-- START Material --

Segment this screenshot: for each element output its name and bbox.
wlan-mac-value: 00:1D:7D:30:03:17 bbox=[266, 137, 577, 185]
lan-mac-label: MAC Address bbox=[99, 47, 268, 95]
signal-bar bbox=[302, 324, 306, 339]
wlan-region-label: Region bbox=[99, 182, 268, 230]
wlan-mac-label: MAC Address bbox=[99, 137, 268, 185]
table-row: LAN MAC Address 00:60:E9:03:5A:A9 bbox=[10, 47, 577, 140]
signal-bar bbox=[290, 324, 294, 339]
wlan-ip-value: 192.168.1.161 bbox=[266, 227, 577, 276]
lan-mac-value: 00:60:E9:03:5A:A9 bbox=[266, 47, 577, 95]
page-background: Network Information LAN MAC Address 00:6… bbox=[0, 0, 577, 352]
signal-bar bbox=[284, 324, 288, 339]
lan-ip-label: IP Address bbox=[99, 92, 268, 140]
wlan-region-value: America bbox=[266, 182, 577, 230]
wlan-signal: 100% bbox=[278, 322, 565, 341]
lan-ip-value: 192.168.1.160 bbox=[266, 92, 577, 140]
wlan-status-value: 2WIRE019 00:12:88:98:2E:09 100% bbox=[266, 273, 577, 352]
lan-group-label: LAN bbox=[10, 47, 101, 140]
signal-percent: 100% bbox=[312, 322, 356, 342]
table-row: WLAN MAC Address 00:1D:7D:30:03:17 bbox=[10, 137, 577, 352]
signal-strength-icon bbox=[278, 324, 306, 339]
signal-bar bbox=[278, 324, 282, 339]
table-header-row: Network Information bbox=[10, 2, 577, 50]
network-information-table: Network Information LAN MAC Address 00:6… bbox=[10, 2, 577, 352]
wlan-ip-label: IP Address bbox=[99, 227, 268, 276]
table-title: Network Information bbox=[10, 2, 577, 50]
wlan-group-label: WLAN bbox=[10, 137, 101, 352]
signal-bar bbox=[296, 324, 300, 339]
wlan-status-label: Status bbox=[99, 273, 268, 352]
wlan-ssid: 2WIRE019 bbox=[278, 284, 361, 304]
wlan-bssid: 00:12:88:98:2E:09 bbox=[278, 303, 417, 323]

-- END Material --

> **Problem description**: Extract each line of the records above that contains the string "Address". Treat the match as case-sensitive.

> **Answer to this task**:
lan-mac-label: MAC Address bbox=[99, 47, 268, 95]
wlan-mac-label: MAC Address bbox=[99, 137, 268, 185]
table-row: LAN MAC Address 00:60:E9:03:5A:A9 bbox=[10, 47, 577, 140]
page-background: Network Information LAN MAC Address 00:6… bbox=[0, 0, 577, 352]
lan-ip-label: IP Address bbox=[99, 92, 268, 140]
table-row: WLAN MAC Address 00:1D:7D:30:03:17 bbox=[10, 137, 577, 352]
network-information-table: Network Information LAN MAC Address 00:6… bbox=[10, 2, 577, 352]
wlan-ip-label: IP Address bbox=[99, 227, 268, 276]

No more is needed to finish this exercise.